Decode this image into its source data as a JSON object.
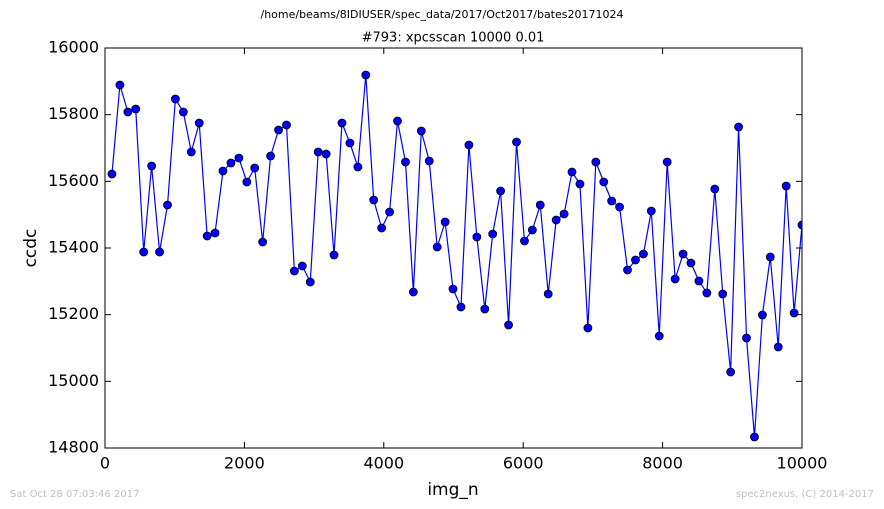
{
  "chart_data": {
    "type": "line",
    "suptitle": "/home/beams/8IDIUSER/spec_data/2017/Oct2017/bates20171024",
    "title": "#793: xpcsscan 10000 0.01",
    "xlabel": "img_n",
    "ylabel": "ccdc",
    "timestamp": "Sat Oct 28 07:03:46 2017",
    "credit": "spec2nexus, (C) 2014-2017",
    "x": [
      100,
      214,
      328,
      441,
      555,
      669,
      783,
      897,
      1010,
      1124,
      1238,
      1352,
      1466,
      1579,
      1693,
      1807,
      1921,
      2035,
      2148,
      2262,
      2376,
      2490,
      2604,
      2717,
      2831,
      2945,
      3059,
      3173,
      3286,
      3400,
      3514,
      3628,
      3742,
      3855,
      3969,
      4083,
      4197,
      4311,
      4424,
      4538,
      4652,
      4766,
      4880,
      4993,
      5107,
      5221,
      5335,
      5449,
      5562,
      5676,
      5790,
      5904,
      6018,
      6131,
      6245,
      6359,
      6473,
      6587,
      6700,
      6814,
      6928,
      7042,
      7156,
      7269,
      7383,
      7497,
      7611,
      7725,
      7838,
      7952,
      8066,
      8180,
      8294,
      8407,
      8521,
      8635,
      8749,
      8863,
      8976,
      9090,
      9204,
      9318,
      9432,
      9545,
      9659,
      9773,
      9887,
      10000
    ],
    "series": [
      {
        "name": "ccdc",
        "color": "#0000ff",
        "values": [
          15622,
          15889,
          15808,
          15817,
          15388,
          15646,
          15388,
          15529,
          15847,
          15808,
          15688,
          15775,
          15436,
          15445,
          15631,
          15655,
          15670,
          15598,
          15640,
          15418,
          15676,
          15754,
          15769,
          15331,
          15346,
          15298,
          15688,
          15682,
          15379,
          15775,
          15715,
          15643,
          15919,
          15544,
          15460,
          15508,
          15781,
          15658,
          15268,
          15751,
          15661,
          15403,
          15478,
          15277,
          15223,
          15709,
          15433,
          15217,
          15442,
          15571,
          15169,
          15718,
          15421,
          15454,
          15529,
          15262,
          15484,
          15502,
          15628,
          15592,
          15160,
          15658,
          15598,
          15541,
          15523,
          15334,
          15364,
          15382,
          15511,
          15136,
          15658,
          15307,
          15382,
          15355,
          15301,
          15265,
          15577,
          15262,
          15028,
          15763,
          15130,
          14833,
          15199,
          15373,
          15103,
          15586,
          15205,
          15469
        ]
      }
    ],
    "xlim": [
      0,
      10000
    ],
    "xticks": [
      0,
      2000,
      4000,
      6000,
      8000,
      10000
    ],
    "ylim": [
      14800,
      16000
    ],
    "yticks": [
      14800,
      15000,
      15200,
      15400,
      15600,
      15800,
      16000
    ],
    "grid": false
  }
}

++++++++++++++++++++

* **EXERCISE PROMPT**
Write out every entry again word for word, without any of the pictures.

* **COMPLETED TASK**
Decode this image into its source data as a JSON object.
{
  "chart_data": {
    "type": "line",
    "suptitle": "/home/beams/8IDIUSER/spec_data/2017/Oct2017/bates20171024",
    "title": "#793: xpcsscan 10000 0.01",
    "xlabel": "img_n",
    "ylabel": "ccdc",
    "timestamp": "Sat Oct 28 07:03:46 2017",
    "credit": "spec2nexus, (C) 2014-2017",
    "x": [
      100,
      214,
      328,
      441,
      555,
      669,
      783,
      897,
      1010,
      1124,
      1238,
      1352,
      1466,
      1579,
      1693,
      1807,
      1921,
      2035,
      2148,
      2262,
      2376,
      2490,
      2604,
      2717,
      2831,
      2945,
      3059,
      3173,
      3286,
      3400,
      3514,
      3628,
      3742,
      3855,
      3969,
      4083,
      4197,
      4311,
      4424,
      4538,
      4652,
      4766,
      4880,
      4993,
      5107,
      5221,
      5335,
      5449,
      5562,
      5676,
      5790,
      5904,
      6018,
      6131,
      6245,
      6359,
      6473,
      6587,
      6700,
      6814,
      6928,
      7042,
      7156,
      7269,
      7383,
      7497,
      7611,
      7725,
      7838,
      7952,
      8066,
      8180,
      8294,
      8407,
      8521,
      8635,
      8749,
      8863,
      8976,
      9090,
      9204,
      9318,
      9432,
      9545,
      9659,
      9773,
      9887,
      10000
    ],
    "series": [
      {
        "name": "ccdc",
        "color": "#0000ff",
        "values": [
          15622,
          15889,
          15808,
          15817,
          15388,
          15646,
          15388,
          15529,
          15847,
          15808,
          15688,
          15775,
          15436,
          15445,
          15631,
          15655,
          15670,
          15598,
          15640,
          15418,
          15676,
          15754,
          15769,
          15331,
          15346,
          15298,
          15688,
          15682,
          15379,
          15775,
          15715,
          15643,
          15919,
          15544,
          15460,
          15508,
          15781,
          15658,
          15268,
          15751,
          15661,
          15403,
          15478,
          15277,
          15223,
          15709,
          15433,
          15217,
          15442,
          15571,
          15169,
          15718,
          15421,
          15454,
          15529,
          15262,
          15484,
          15502,
          15628,
          15592,
          15160,
          15658,
          15598,
          15541,
          15523,
          15334,
          15364,
          15382,
          15511,
          15136,
          15658,
          15307,
          15382,
          15355,
          15301,
          15265,
          15577,
          15262,
          15028,
          15763,
          15130,
          14833,
          15199,
          15373,
          15103,
          15586,
          15205,
          15469
        ]
      }
    ],
    "xlim": [
      0,
      10000
    ],
    "xticks": [
      0,
      2000,
      4000,
      6000,
      8000,
      10000
    ],
    "ylim": [
      14800,
      16000
    ],
    "yticks": [
      14800,
      15000,
      15200,
      15400,
      15600,
      15800,
      16000
    ],
    "grid": false
  }
}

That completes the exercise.